— BEGIN —
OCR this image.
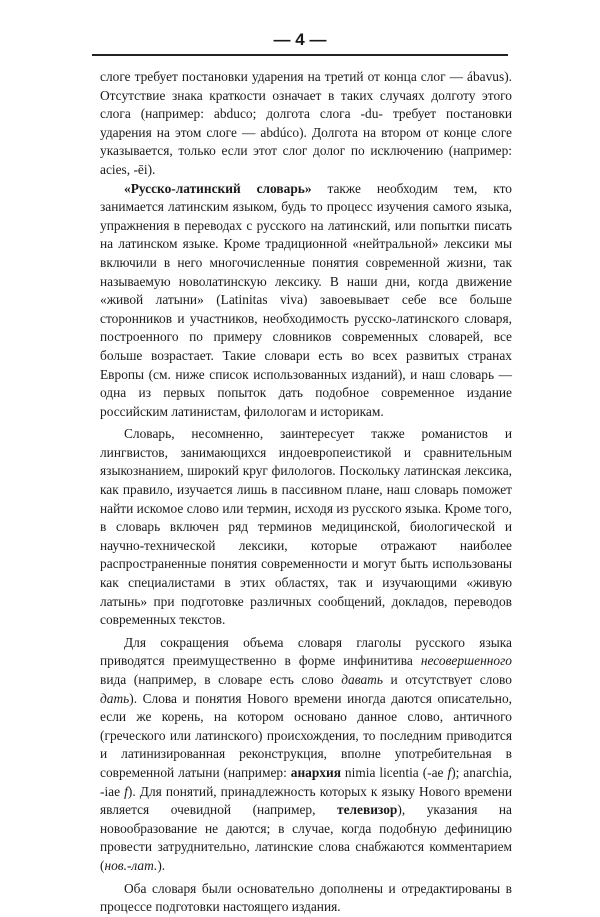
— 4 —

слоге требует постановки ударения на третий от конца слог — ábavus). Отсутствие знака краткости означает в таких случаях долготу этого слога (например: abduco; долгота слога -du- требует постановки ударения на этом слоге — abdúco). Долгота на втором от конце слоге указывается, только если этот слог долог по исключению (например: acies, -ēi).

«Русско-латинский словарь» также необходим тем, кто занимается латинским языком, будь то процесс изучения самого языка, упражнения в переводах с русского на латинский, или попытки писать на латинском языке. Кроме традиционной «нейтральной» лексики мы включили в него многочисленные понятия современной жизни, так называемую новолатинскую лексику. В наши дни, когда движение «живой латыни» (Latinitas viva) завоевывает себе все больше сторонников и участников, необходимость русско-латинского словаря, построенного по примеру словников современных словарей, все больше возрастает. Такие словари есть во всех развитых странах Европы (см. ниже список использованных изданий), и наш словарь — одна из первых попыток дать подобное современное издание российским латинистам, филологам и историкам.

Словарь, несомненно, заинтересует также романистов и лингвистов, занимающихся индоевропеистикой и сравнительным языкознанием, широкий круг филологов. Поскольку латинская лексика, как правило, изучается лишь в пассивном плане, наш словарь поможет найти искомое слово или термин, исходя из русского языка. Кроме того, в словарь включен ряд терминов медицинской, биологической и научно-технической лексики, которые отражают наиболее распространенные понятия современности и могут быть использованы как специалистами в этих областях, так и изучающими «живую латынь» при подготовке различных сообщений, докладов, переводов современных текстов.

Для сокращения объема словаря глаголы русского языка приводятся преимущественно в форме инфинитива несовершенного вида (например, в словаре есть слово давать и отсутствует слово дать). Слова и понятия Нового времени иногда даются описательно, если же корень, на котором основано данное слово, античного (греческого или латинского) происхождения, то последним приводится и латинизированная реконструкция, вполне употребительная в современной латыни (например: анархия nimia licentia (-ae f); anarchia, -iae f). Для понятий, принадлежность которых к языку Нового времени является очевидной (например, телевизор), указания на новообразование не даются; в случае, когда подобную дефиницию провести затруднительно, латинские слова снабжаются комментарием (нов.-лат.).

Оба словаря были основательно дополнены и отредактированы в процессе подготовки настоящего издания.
— END —
— BEGIN —
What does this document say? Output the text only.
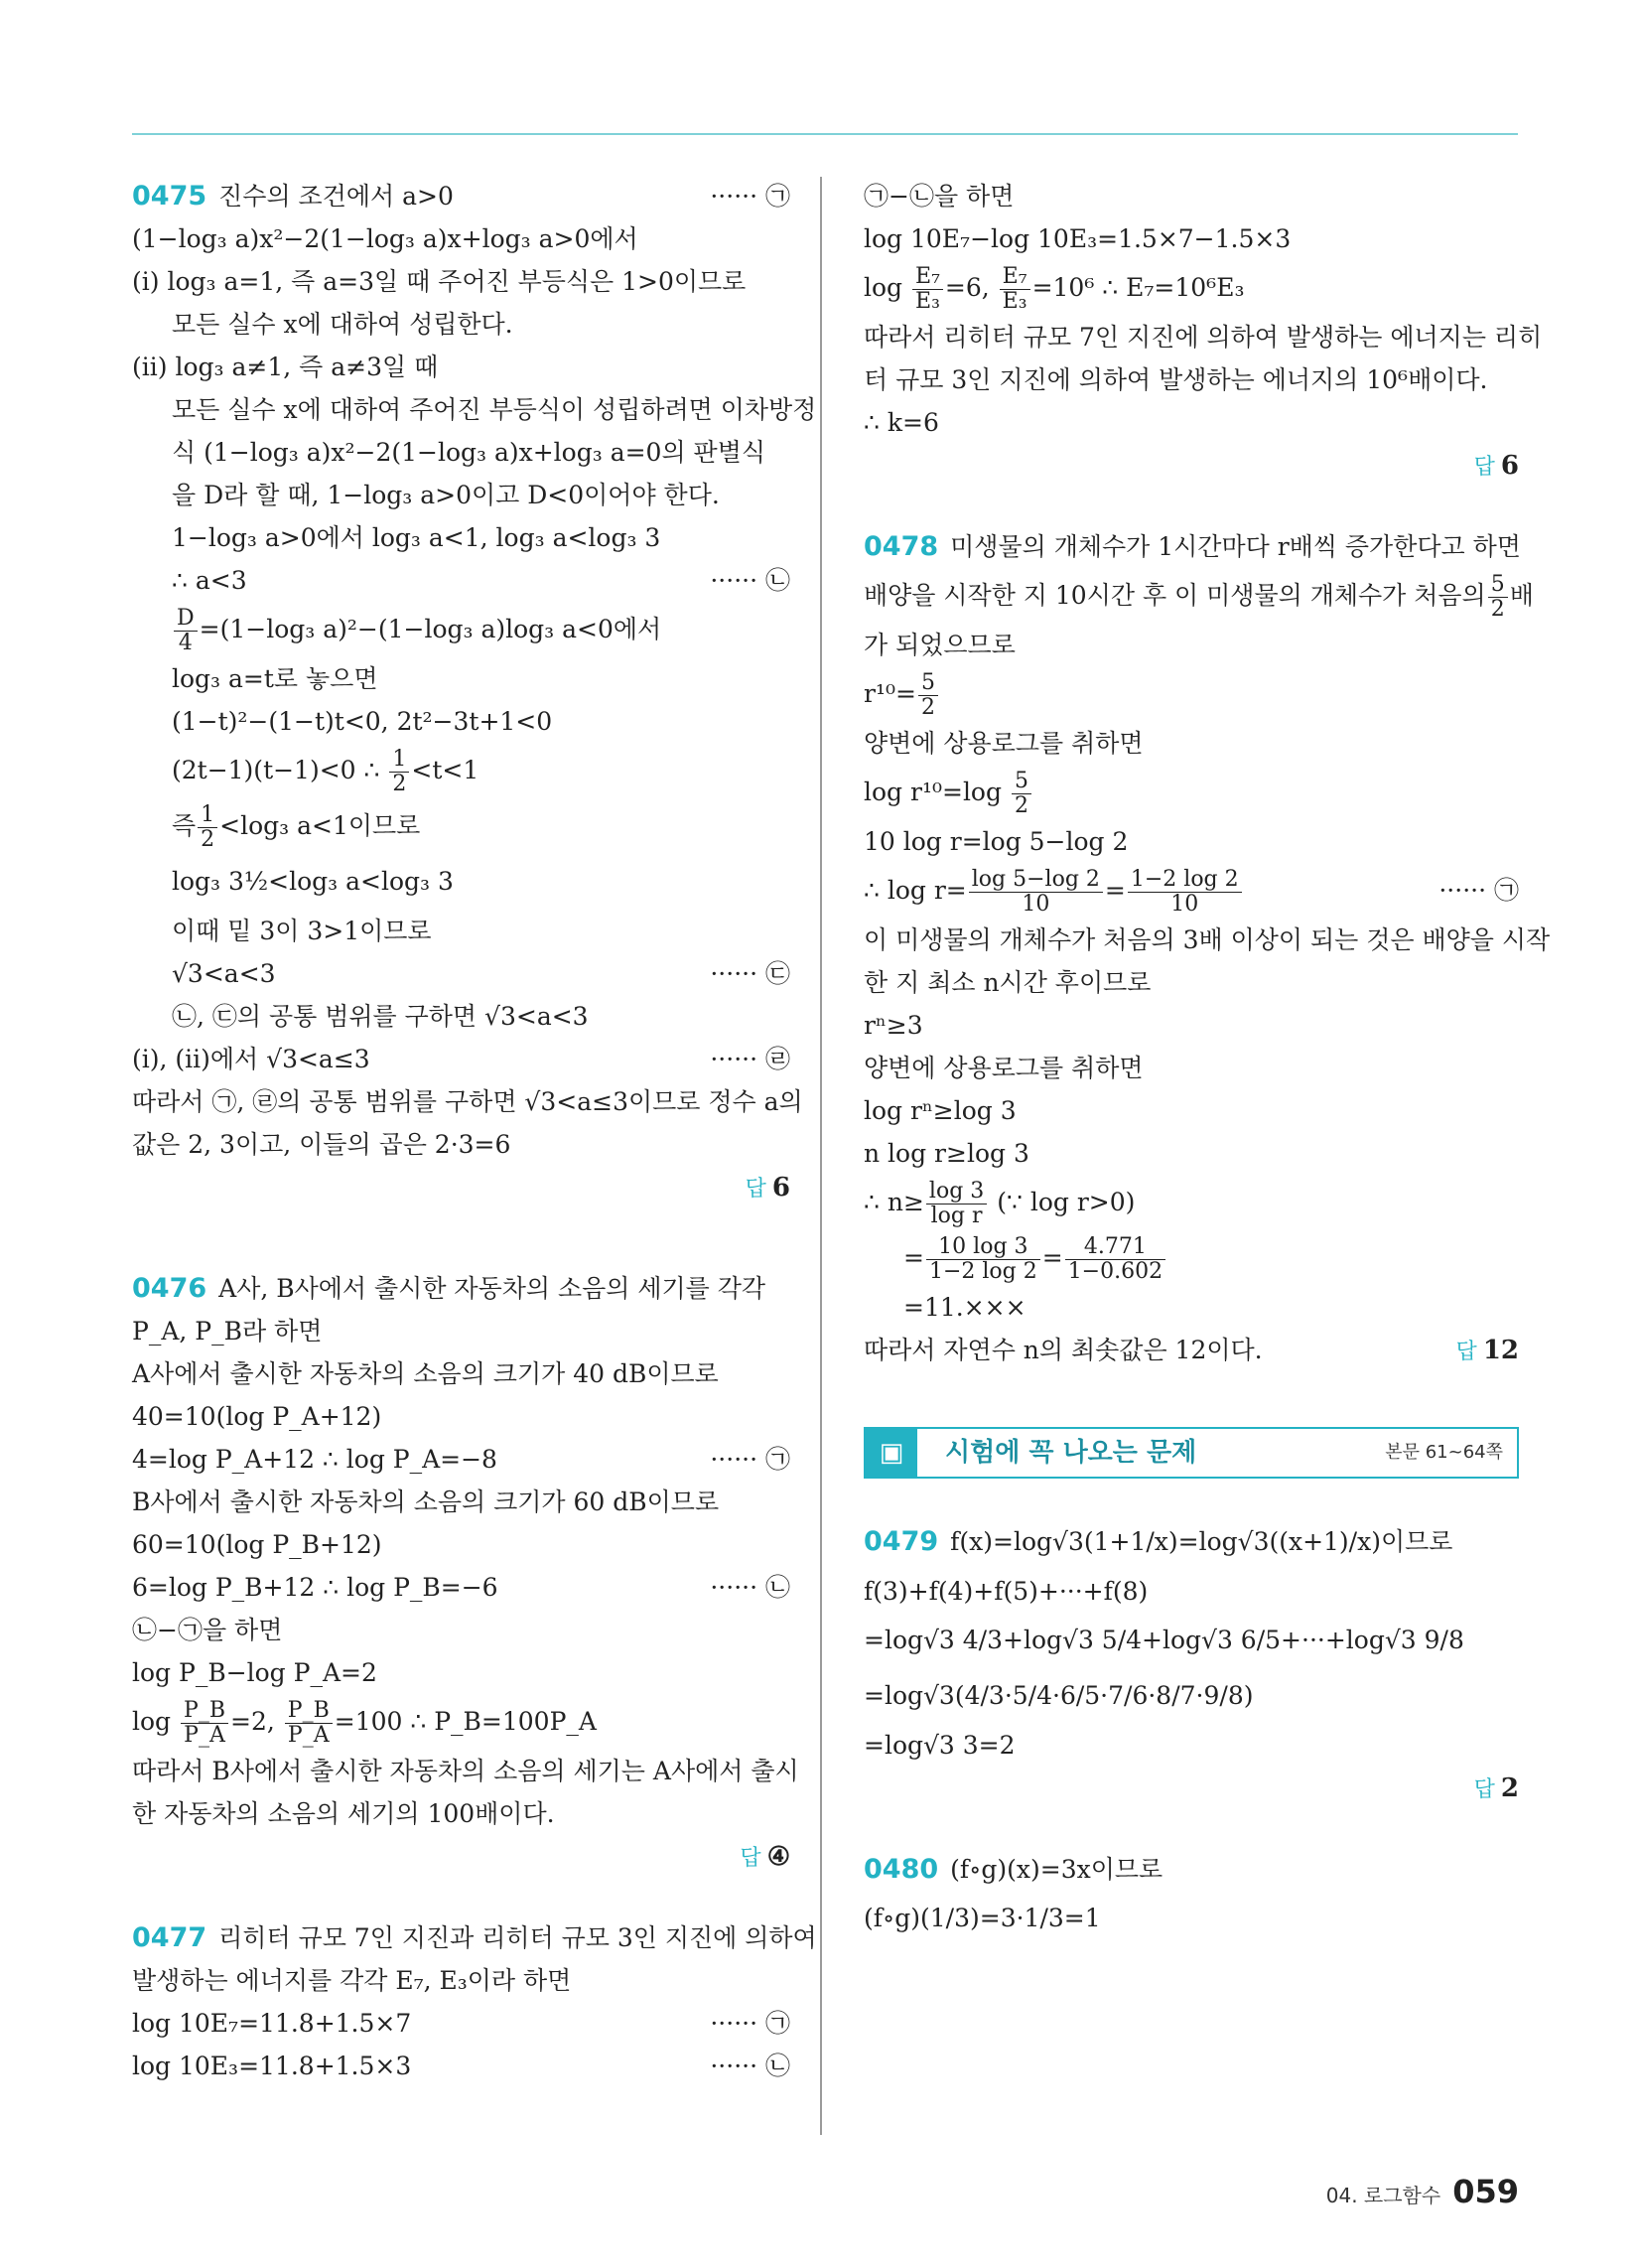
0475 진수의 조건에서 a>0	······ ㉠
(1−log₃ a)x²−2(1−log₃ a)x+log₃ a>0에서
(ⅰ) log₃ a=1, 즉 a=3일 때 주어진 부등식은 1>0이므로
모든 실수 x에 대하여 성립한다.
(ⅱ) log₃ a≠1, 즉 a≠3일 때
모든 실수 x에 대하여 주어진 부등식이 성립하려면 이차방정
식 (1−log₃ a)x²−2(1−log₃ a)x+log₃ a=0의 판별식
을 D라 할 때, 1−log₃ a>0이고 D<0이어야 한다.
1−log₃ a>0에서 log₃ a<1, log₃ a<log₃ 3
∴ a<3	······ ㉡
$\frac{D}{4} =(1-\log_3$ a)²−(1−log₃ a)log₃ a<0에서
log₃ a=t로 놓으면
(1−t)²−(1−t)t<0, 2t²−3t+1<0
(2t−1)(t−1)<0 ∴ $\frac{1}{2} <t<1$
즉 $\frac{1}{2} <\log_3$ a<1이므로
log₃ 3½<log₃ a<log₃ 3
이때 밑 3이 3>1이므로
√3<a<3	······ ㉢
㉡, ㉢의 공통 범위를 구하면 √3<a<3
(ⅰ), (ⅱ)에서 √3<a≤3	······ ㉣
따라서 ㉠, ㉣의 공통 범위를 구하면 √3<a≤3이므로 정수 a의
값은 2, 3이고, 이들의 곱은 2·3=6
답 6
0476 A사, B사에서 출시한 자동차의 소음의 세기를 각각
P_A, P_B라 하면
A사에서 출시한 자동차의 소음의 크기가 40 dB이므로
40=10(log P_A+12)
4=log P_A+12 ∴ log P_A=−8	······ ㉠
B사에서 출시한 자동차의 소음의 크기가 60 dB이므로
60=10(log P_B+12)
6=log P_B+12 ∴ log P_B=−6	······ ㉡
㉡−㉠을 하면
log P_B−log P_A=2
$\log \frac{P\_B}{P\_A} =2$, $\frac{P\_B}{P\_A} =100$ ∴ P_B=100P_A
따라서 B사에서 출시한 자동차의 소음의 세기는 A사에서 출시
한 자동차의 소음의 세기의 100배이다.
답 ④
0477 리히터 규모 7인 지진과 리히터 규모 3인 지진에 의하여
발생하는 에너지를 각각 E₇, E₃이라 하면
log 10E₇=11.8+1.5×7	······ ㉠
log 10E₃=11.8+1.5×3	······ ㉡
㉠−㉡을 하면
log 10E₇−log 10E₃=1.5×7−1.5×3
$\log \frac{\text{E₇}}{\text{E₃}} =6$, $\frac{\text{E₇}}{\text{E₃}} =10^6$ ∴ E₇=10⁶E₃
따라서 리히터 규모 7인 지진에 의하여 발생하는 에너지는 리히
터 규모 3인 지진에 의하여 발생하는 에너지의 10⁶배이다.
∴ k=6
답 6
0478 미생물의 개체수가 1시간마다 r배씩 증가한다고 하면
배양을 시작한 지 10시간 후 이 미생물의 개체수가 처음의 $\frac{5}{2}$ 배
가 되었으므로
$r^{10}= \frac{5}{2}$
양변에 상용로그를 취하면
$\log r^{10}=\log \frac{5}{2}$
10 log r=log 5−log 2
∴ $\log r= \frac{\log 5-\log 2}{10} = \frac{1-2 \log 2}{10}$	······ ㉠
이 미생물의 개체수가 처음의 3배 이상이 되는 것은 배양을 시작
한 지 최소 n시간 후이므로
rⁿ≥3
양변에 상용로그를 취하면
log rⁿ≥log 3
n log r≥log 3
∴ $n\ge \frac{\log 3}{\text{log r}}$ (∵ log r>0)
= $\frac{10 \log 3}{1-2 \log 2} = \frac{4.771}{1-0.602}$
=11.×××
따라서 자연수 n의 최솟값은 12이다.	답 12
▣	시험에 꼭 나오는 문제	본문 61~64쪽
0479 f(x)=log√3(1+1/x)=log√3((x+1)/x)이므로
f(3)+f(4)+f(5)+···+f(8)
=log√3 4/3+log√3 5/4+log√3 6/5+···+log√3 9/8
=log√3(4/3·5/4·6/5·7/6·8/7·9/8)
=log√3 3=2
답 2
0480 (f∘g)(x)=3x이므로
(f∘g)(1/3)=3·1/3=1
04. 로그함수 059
— END —
● WHAT TO WORK ON
Select and copy every line of the material that holds the string "A사에서".

● RESPONSE BELOW
A사에서 출시한 자동차의 소음의 크기가 40 dB이므로
따라서 B사에서 출시한 자동차의 소음의 세기는 A사에서 출시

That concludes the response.